* _What you are asked to do_
Collect every line in the listing below that contains the string "Página" and copy each one in full. The match is case-sensitive.
--- START OF Extracted information ---
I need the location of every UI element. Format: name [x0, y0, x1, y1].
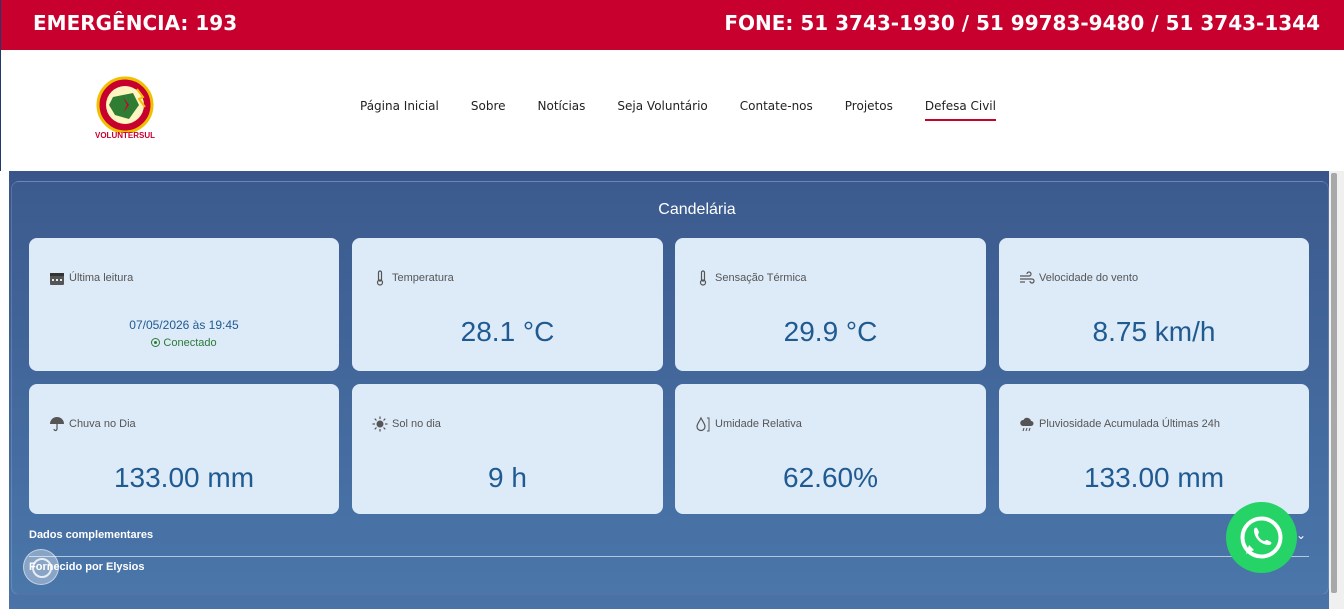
status-dot-icon: [151, 338, 161, 347]
city-name: Candelária: [658, 201, 736, 218]
humidity-icon: [696, 416, 710, 432]
accumulated-rain-value: 133.00 mm: [1083, 462, 1225, 493]
scrollbar[interactable]: [1329, 171, 1344, 609]
card-label: Temperatura: [372, 270, 454, 286]
card-label: Última leitura: [49, 270, 133, 286]
emergency-number: EMERGÊNCIA: 193: [33, 11, 238, 35]
divider: [29, 556, 1309, 557]
wind-speed-value: 8.75 km/h: [1092, 316, 1216, 347]
complementary-data-toggle[interactable]: Dados complementares: [29, 529, 153, 541]
wind-speed-label: Velocidade do vento: [1039, 272, 1139, 284]
wind-icon: [1020, 271, 1035, 284]
humidity-value: 62.60%: [783, 462, 878, 493]
nav-item-news[interactable]: Notícias: [538, 99, 586, 121]
last-reading-date: 07/05/2026 às 19:45: [129, 318, 239, 332]
connection-status-text: Conectado: [163, 337, 217, 349]
umbrella-icon: [50, 417, 64, 432]
last-reading-card: Última leitura 07/05/2026 às 19:45 Conec…: [29, 238, 339, 371]
logo[interactable]: VOLUNTERSUL: [89, 75, 161, 143]
chevron-down-icon[interactable]: ⌄: [1296, 528, 1306, 542]
nav-item-about[interactable]: Sobre: [471, 99, 506, 121]
logo-text: VOLUNTERSUL: [95, 131, 155, 140]
calendar-icon: [50, 273, 64, 285]
temperature-value: 28.1 °C: [460, 316, 555, 347]
top-bar: EMERGÊNCIA: 193 FONE: 51 3743-1930 / 51 …: [0, 0, 1344, 50]
accessibility-icon: [32, 558, 52, 578]
rain-today-card: Chuva no Dia 133.00 mm: [29, 384, 339, 514]
connection-status: Conectado: [29, 337, 339, 349]
nav-item-home[interactable]: Página Inicial: [360, 99, 439, 121]
nav-item-contact[interactable]: Contate-nos: [740, 99, 813, 121]
sun-today-value: 9 h: [488, 462, 527, 493]
card-label: Sensação Térmica: [695, 270, 807, 286]
accumulated-rain-card: Pluviosidade Acumulada Últimas 24h 133.0…: [999, 384, 1309, 514]
site-header: VOLUNTERSUL Página Inicial Sobre Notícia…: [0, 50, 1344, 171]
rain-today-label: Chuva no Dia: [69, 418, 136, 430]
feels-like-value: 29.9 °C: [783, 316, 878, 347]
feels-like-label: Sensação Térmica: [715, 272, 807, 284]
thermometer-icon: [376, 270, 384, 286]
main-nav: Página Inicial Sobre Notícias Seja Volun…: [360, 99, 1028, 121]
whatsapp-icon: [1240, 516, 1283, 559]
nav-item-projects[interactable]: Projetos: [845, 99, 893, 121]
wind-speed-card: Velocidade do vento 8.75 km/h: [999, 238, 1309, 371]
sun-today-card: Sol no dia 9 h: [352, 384, 663, 514]
accessibility-button[interactable]: [23, 549, 59, 585]
nav-item-civil-defense[interactable]: Defesa Civil: [924, 99, 996, 121]
rain-today-value: 133.00 mm: [113, 462, 255, 493]
scrollbar-thumb[interactable]: [1331, 173, 1337, 593]
rain-cloud-icon: [1020, 417, 1034, 432]
temperature-card: Temperatura 28.1 °C: [352, 238, 663, 371]
card-label: Velocidade do vento: [1019, 270, 1138, 286]
card-label: Umidade Relativa: [695, 416, 802, 432]
feels-like-card: Sensação Térmica 29.9 °C: [675, 238, 986, 371]
card-label: Chuva no Dia: [49, 416, 136, 432]
nav-item-volunteer[interactable]: Seja Voluntário: [617, 99, 707, 121]
card-label: Pluviosidade Acumulada Últimas 24h: [1019, 416, 1220, 432]
sun-today-label: Sol no dia: [392, 418, 441, 430]
card-label: Sol no dia: [372, 416, 441, 432]
thermometer-icon: [699, 270, 707, 286]
humidity-label: Umidade Relativa: [715, 418, 802, 430]
humidity-card: Umidade Relativa 62.60%: [675, 384, 986, 514]
logo-emblem-icon: [96, 76, 154, 134]
sun-icon: [372, 416, 388, 432]
last-reading-label: Última leitura: [69, 272, 134, 284]
phone-numbers: FONE: 51 3743-1930 / 51 99783-9480 / 51 …: [724, 11, 1320, 35]
temperature-label: Temperatura: [392, 272, 454, 284]
whatsapp-button[interactable]: [1226, 502, 1297, 573]
accumulated-rain-label: Pluviosidade Acumulada Últimas 24h: [1039, 418, 1220, 430]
--- END OF Extracted information ---
* _Solution below_
nav-item-home[interactable]: Página Inicial: [360, 99, 439, 121]
site-header: VOLUNTERSUL Página Inicial Sobre Notícia…: [0, 50, 1344, 171]
main-nav: Página Inicial Sobre Notícias Seja Volun…: [360, 99, 1028, 121]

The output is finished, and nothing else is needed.